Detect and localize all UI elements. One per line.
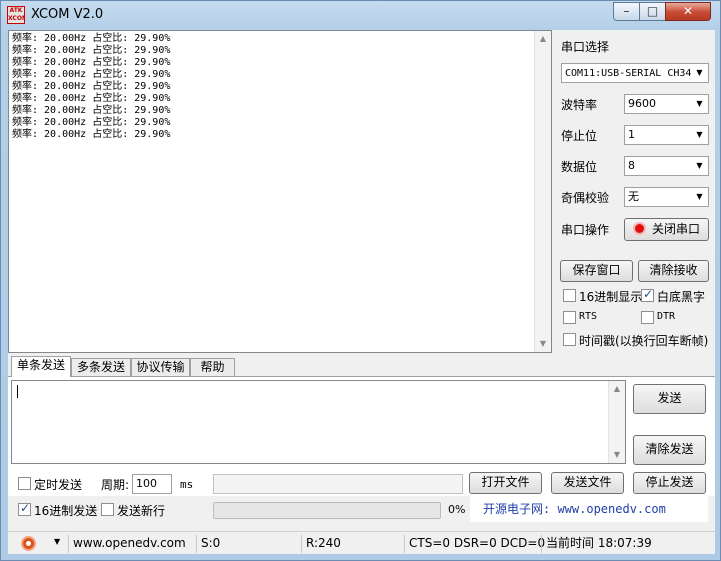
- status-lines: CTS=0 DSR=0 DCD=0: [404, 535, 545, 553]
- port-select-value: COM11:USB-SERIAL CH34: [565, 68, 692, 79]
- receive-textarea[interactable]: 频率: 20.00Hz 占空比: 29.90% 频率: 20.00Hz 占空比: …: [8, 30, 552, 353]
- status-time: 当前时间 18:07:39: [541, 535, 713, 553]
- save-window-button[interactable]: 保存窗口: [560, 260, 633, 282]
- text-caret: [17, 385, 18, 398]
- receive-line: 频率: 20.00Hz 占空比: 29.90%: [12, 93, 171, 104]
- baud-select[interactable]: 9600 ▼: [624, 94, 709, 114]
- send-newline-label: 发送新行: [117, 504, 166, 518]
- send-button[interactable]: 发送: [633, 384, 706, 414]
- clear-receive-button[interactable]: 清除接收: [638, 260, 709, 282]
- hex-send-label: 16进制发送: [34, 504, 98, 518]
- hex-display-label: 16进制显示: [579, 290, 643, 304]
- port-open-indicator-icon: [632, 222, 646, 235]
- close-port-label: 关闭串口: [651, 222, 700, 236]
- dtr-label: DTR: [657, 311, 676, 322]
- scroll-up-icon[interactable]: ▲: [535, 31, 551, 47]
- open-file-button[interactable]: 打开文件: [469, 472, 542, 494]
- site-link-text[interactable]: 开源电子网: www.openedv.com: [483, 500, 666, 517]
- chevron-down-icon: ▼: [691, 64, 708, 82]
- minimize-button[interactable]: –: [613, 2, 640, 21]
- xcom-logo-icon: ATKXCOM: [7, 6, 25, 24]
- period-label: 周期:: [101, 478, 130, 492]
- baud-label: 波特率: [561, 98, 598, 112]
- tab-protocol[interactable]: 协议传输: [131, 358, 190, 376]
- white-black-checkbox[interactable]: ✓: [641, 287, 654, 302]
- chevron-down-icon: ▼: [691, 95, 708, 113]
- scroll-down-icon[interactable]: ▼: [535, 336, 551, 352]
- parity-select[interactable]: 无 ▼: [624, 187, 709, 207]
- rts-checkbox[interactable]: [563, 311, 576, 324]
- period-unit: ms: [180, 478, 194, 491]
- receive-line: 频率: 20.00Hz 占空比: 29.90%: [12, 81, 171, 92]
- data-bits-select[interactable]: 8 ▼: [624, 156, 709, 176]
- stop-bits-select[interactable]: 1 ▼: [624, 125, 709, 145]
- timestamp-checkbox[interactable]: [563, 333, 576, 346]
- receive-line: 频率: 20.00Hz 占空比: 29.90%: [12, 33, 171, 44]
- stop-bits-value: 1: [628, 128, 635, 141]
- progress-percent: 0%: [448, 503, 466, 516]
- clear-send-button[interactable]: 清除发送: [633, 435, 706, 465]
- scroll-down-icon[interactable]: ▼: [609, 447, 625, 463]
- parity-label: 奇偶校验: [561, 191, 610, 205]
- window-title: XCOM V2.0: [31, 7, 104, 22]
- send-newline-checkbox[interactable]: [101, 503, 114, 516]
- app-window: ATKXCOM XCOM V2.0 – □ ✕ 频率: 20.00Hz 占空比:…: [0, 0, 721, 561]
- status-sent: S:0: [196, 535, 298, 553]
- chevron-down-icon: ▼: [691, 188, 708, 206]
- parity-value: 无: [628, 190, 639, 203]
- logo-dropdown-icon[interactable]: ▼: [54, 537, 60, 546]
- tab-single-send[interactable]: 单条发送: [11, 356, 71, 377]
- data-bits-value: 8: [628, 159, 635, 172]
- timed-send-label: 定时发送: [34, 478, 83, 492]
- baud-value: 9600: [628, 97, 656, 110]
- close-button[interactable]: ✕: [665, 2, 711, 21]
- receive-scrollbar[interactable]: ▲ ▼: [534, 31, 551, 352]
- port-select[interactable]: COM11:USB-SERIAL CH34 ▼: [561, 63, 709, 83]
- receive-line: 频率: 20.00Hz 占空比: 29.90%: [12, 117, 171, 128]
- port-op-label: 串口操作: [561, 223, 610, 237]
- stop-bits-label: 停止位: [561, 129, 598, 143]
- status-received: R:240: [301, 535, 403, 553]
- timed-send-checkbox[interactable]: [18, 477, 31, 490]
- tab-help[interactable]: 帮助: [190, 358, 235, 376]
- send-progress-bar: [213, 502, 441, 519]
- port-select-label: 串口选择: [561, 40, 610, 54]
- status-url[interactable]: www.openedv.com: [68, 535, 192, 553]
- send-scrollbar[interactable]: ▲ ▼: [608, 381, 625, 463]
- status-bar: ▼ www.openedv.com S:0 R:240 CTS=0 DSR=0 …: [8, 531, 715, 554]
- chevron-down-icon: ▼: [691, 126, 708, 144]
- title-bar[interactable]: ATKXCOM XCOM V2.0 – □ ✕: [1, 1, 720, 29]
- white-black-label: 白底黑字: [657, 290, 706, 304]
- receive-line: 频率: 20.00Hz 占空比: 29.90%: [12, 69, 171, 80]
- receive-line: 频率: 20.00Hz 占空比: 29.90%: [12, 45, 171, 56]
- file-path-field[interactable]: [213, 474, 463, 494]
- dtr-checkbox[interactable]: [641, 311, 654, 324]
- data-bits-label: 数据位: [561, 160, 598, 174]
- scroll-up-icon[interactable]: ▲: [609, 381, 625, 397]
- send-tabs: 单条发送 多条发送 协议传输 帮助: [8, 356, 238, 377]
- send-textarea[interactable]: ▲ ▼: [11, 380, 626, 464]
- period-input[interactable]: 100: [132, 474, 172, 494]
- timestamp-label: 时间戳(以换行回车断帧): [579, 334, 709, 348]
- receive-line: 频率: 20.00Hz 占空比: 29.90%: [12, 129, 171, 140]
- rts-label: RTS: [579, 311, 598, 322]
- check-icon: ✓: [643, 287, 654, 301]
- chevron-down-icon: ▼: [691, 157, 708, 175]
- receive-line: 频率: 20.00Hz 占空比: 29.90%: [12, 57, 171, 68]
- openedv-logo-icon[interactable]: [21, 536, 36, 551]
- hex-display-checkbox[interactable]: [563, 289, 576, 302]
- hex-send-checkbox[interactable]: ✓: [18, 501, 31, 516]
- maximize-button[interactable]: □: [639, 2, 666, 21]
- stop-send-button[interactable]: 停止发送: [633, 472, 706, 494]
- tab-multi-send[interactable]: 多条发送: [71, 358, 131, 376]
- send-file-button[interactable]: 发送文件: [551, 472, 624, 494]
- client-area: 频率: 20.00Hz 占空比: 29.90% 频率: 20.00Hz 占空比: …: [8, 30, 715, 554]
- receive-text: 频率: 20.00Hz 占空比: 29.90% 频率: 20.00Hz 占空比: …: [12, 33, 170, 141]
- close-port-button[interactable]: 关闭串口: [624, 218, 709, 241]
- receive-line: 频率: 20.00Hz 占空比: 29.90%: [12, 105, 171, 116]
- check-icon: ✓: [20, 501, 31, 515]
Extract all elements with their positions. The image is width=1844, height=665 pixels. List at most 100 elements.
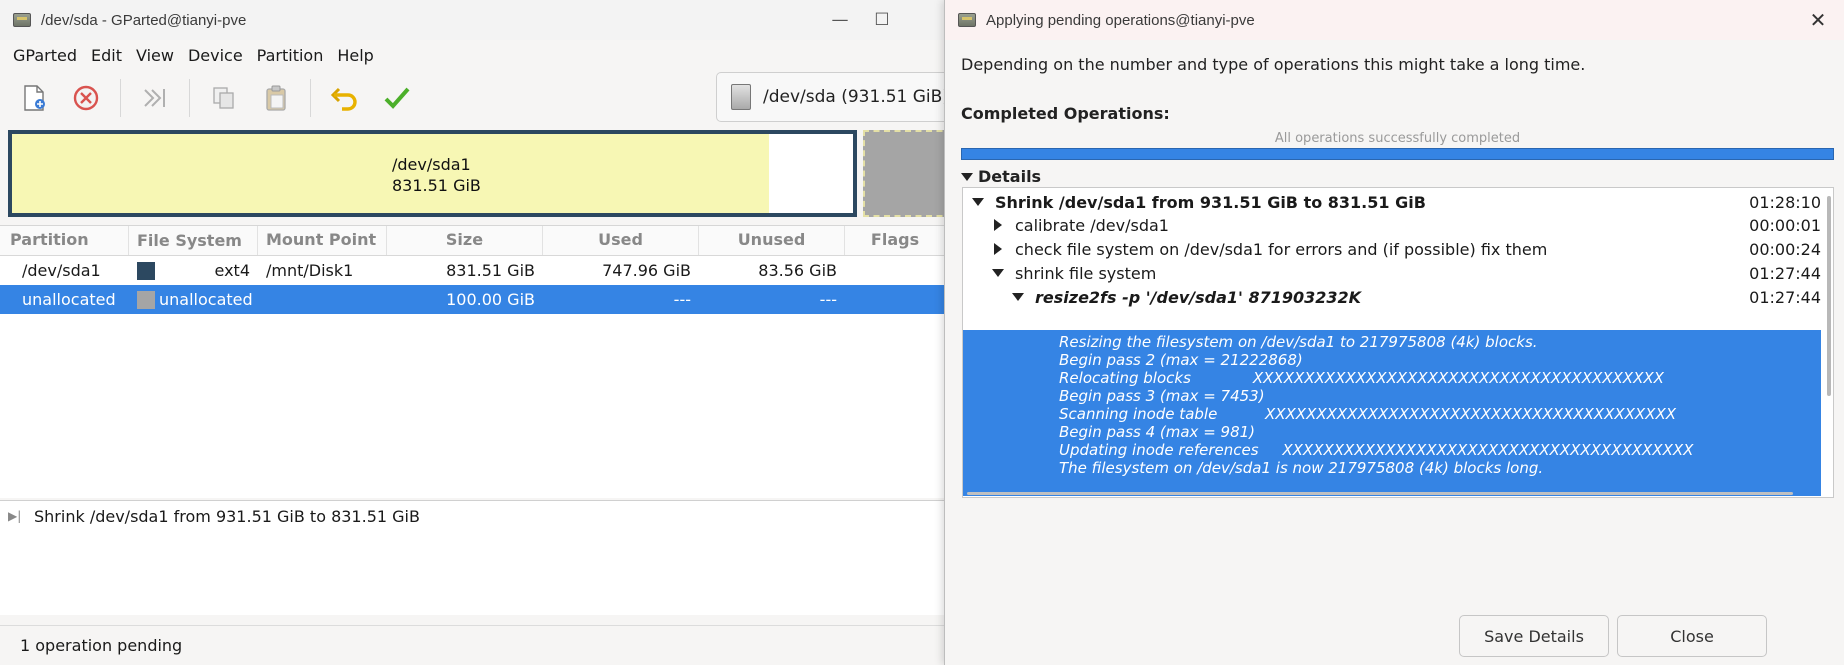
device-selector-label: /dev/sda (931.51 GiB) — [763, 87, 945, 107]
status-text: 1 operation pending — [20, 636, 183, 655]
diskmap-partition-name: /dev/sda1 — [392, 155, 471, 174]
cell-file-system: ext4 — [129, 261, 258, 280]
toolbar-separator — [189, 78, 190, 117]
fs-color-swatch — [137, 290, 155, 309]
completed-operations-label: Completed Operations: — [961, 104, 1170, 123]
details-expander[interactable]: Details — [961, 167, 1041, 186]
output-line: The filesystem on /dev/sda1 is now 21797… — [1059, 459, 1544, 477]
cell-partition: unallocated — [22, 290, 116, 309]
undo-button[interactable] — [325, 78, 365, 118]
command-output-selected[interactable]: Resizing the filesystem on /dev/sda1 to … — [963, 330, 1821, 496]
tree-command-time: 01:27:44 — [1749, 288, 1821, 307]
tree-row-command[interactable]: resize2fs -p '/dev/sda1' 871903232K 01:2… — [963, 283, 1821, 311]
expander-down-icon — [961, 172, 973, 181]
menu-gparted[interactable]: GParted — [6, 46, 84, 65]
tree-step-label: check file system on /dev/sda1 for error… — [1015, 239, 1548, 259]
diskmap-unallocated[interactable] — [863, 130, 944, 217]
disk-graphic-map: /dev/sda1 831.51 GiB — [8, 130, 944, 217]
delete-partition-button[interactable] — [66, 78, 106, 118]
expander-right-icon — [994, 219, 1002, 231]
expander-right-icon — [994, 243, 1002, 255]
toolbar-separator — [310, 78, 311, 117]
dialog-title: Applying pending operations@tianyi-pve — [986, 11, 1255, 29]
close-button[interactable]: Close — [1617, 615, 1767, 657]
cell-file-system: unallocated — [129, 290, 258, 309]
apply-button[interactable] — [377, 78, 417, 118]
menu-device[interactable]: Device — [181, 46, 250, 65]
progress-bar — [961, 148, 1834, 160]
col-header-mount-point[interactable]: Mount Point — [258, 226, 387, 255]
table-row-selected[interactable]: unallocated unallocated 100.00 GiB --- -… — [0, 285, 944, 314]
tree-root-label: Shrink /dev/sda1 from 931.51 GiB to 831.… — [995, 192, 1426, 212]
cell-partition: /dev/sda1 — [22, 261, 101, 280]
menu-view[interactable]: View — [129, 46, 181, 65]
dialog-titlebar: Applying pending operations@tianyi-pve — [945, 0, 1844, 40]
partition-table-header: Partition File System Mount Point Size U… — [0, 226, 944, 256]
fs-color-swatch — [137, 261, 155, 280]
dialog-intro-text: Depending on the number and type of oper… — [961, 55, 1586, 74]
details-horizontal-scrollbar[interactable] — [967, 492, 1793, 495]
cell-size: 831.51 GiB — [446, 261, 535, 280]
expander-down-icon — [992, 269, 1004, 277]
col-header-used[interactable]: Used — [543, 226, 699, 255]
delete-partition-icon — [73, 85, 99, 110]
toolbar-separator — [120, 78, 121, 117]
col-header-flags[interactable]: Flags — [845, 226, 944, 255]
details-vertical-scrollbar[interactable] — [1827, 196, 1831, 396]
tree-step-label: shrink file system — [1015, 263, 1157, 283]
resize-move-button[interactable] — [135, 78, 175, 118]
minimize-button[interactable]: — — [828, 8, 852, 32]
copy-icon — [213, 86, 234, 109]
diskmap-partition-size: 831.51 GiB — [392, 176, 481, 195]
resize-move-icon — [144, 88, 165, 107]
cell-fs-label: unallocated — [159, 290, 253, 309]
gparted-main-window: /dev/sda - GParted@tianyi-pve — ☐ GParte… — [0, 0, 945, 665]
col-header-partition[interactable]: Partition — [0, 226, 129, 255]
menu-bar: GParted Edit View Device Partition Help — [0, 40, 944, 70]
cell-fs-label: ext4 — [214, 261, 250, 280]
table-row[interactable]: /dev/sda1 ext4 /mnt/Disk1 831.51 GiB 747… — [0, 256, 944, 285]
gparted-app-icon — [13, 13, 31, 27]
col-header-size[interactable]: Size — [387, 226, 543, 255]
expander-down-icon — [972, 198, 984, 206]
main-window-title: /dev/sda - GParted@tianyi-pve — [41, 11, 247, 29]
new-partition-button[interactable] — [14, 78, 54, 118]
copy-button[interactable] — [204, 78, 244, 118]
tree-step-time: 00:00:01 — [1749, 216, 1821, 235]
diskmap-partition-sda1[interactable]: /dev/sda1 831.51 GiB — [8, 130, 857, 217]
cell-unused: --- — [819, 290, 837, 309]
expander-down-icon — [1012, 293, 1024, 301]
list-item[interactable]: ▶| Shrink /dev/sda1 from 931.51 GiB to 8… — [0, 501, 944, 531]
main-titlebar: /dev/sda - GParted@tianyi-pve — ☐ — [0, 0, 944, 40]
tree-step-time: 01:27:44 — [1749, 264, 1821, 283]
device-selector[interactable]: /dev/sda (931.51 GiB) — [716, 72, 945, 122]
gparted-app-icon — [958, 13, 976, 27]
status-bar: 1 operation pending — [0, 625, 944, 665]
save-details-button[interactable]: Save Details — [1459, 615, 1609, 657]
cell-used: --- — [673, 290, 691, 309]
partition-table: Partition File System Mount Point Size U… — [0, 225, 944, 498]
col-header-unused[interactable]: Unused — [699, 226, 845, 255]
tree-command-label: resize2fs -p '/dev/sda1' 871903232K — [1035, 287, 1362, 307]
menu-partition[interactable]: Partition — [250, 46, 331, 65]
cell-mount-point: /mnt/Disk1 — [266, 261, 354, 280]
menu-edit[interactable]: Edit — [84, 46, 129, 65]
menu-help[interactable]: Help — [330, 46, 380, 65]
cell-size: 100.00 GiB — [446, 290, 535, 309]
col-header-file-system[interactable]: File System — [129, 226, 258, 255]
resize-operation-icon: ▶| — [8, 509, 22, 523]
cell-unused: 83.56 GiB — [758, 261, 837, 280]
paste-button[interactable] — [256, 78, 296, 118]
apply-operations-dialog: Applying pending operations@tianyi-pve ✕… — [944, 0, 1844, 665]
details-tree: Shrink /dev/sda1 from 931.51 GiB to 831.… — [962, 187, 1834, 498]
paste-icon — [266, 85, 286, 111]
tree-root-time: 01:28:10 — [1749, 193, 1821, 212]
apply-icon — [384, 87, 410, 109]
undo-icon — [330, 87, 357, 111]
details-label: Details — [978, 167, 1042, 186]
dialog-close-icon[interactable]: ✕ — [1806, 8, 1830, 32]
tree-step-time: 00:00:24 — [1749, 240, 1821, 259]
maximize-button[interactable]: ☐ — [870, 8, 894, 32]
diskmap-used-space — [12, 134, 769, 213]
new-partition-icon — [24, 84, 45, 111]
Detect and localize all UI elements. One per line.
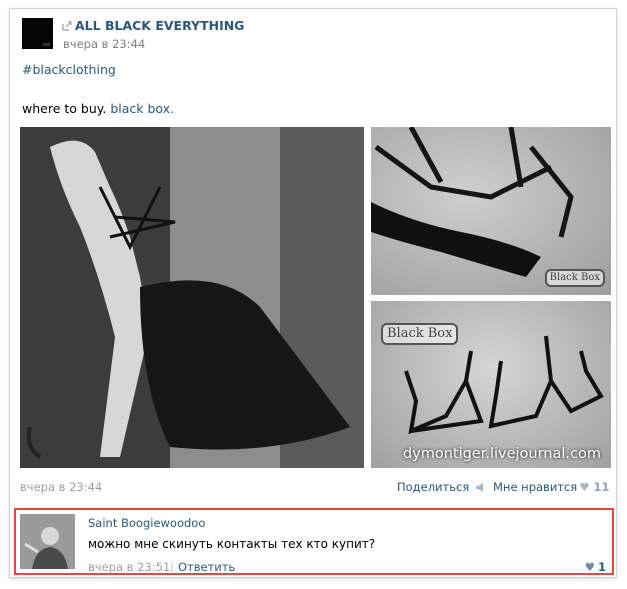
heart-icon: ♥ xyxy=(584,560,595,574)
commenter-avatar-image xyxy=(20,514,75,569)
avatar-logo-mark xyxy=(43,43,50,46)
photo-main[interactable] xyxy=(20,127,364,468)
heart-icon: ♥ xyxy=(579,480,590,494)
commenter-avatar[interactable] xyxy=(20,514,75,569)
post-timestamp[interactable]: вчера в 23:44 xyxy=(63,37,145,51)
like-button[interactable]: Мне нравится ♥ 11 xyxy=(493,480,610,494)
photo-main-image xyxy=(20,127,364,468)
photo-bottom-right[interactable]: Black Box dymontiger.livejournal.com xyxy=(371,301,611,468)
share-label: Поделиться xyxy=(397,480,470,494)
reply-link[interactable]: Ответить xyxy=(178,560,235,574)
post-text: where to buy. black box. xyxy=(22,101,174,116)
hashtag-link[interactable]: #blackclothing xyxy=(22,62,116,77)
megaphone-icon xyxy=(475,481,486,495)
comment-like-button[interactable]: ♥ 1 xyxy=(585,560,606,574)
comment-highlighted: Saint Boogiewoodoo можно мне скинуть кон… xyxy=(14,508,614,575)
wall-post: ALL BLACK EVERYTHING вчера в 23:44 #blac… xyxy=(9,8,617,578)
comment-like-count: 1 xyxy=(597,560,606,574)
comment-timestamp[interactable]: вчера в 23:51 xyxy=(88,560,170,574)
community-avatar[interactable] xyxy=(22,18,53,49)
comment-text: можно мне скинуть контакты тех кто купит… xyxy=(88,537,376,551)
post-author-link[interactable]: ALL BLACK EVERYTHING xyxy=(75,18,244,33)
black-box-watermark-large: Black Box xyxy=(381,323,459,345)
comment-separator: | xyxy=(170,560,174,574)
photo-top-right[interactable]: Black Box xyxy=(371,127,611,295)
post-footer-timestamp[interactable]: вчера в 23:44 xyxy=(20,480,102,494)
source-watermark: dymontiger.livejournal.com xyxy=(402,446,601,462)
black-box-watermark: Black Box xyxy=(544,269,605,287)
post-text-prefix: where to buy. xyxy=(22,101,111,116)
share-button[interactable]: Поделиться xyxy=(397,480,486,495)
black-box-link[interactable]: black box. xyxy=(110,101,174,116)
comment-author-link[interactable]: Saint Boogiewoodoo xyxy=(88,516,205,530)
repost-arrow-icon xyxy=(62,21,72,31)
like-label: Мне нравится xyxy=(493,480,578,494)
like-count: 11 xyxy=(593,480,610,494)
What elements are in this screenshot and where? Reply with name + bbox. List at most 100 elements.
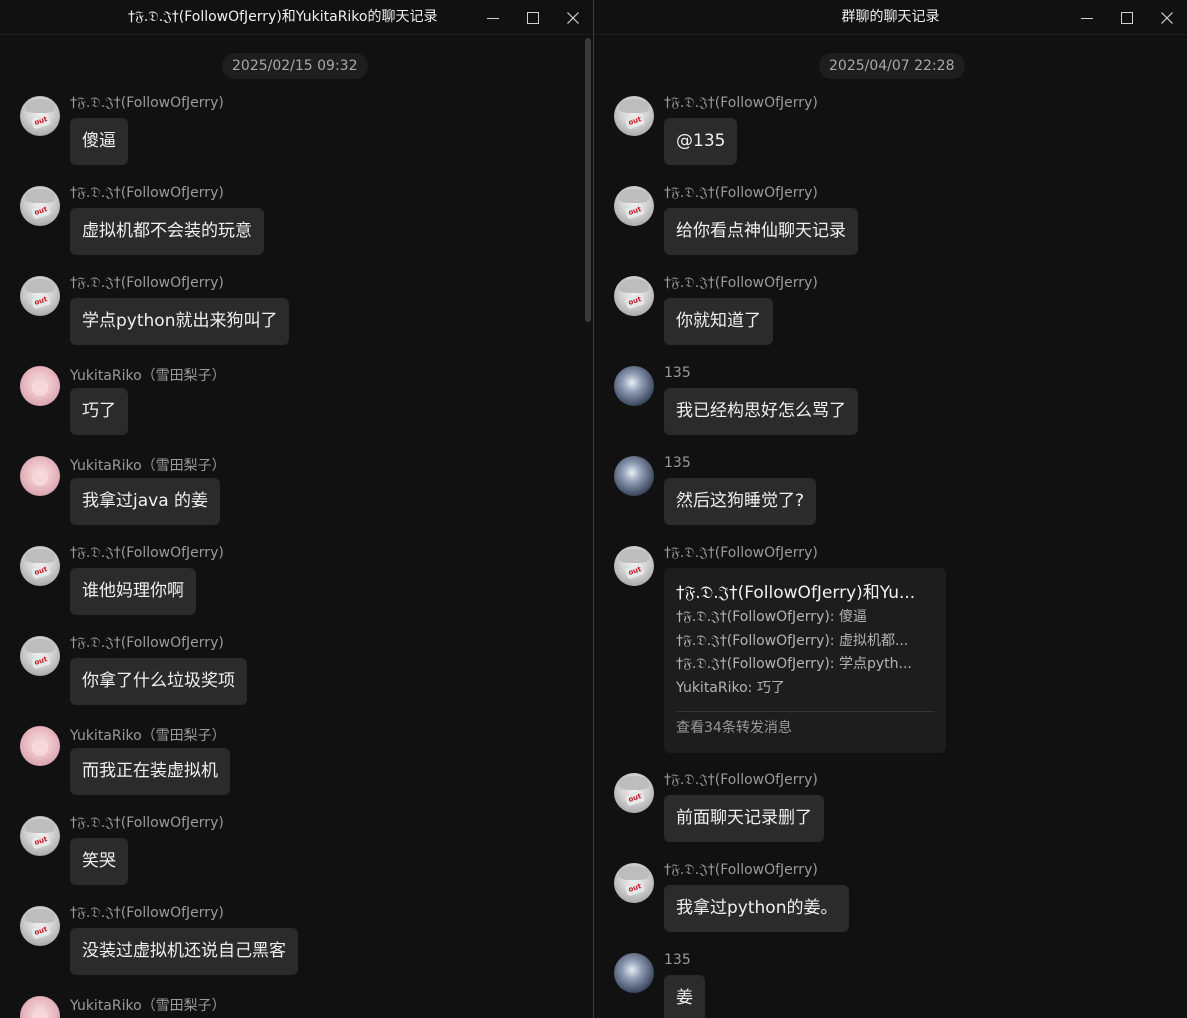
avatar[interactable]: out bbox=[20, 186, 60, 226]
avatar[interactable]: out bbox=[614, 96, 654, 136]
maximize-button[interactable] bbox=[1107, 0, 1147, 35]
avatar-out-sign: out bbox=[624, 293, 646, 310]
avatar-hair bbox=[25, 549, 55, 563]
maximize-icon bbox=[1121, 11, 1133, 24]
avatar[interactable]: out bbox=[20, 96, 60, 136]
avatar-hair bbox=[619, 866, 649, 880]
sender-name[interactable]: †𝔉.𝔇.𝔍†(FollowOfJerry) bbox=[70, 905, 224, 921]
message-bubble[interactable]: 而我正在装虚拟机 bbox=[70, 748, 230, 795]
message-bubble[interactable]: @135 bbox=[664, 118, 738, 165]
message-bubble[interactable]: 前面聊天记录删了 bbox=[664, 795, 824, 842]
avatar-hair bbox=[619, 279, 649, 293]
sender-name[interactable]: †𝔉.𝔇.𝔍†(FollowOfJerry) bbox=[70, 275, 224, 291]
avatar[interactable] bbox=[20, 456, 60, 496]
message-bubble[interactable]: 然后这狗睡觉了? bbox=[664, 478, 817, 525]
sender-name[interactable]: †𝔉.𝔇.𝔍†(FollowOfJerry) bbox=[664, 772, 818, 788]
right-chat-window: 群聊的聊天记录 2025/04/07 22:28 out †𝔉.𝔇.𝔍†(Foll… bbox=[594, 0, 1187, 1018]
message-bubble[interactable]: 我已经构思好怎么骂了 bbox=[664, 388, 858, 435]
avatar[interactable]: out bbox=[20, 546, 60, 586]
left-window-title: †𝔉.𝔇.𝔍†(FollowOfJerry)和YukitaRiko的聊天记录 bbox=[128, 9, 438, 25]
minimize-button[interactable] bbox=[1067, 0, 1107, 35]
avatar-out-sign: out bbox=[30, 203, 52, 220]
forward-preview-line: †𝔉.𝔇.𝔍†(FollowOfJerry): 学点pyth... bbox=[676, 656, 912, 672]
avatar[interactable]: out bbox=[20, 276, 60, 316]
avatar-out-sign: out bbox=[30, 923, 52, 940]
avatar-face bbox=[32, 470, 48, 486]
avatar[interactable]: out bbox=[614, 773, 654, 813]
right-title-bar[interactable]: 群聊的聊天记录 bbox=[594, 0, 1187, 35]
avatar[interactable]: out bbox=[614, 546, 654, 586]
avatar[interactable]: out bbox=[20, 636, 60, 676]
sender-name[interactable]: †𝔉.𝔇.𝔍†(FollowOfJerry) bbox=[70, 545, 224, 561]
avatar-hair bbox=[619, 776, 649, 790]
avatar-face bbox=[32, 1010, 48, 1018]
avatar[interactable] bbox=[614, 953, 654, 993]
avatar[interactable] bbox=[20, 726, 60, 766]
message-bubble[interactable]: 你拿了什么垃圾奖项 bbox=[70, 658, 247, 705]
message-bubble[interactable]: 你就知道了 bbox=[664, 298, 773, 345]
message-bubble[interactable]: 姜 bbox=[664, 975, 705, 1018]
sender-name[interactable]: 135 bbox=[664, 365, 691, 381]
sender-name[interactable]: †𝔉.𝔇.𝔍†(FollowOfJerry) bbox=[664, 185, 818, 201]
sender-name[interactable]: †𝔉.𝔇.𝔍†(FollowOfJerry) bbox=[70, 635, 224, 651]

########################################

## DIRECTION
Copy the records from the line with "- status-lines: CTS=0" through the line with "- scroll-up-icon[interactable]: ▲: [535, 31, 551, 47]", switching "interactable" to "clickable" everywhere in those lines and leaving everything else unchanged. Return only those lines.

## FINISHED EXERCISE
- status-lines: CTS=0 DSR=0 DCD=0: [404, 535, 545, 553]
- port-select-value: COM11:USB-SERIAL CH34: [565, 68, 692, 79]
- receive-textarea[clickable]: 频率: 20.00Hz 占空比: 29.90% 频率: 20.00Hz 占空比: …: [8, 30, 552, 353]
- status-time: 当前时间 18:07:39: [541, 535, 713, 553]
- save-window-button[clickable]: 保存窗口: [560, 260, 633, 282]
- text-caret: [17, 385, 18, 398]
- receive-line: 频率: 20.00Hz 占空比: 29.90%: [12, 93, 171, 104]
- baud-select[clickable]: 9600 ▼: [624, 94, 709, 114]
- send-newline-label: 发送新行: [117, 504, 166, 518]
- send-button[clickable]: 发送: [633, 384, 706, 414]
- clear-receive-button[clickable]: 清除接收: [638, 260, 709, 282]
- hex-send-label: 16进制发送: [34, 504, 98, 518]
- hex-display-label: 16进制显示: [579, 290, 643, 304]
- port-open-indicator-icon: [632, 222, 646, 235]
- close-port-label: 关闭串口: [651, 222, 700, 236]
- dtr-label: DTR: [657, 311, 676, 322]
- scroll-up-icon[clickable]: ▲: [535, 31, 551, 47]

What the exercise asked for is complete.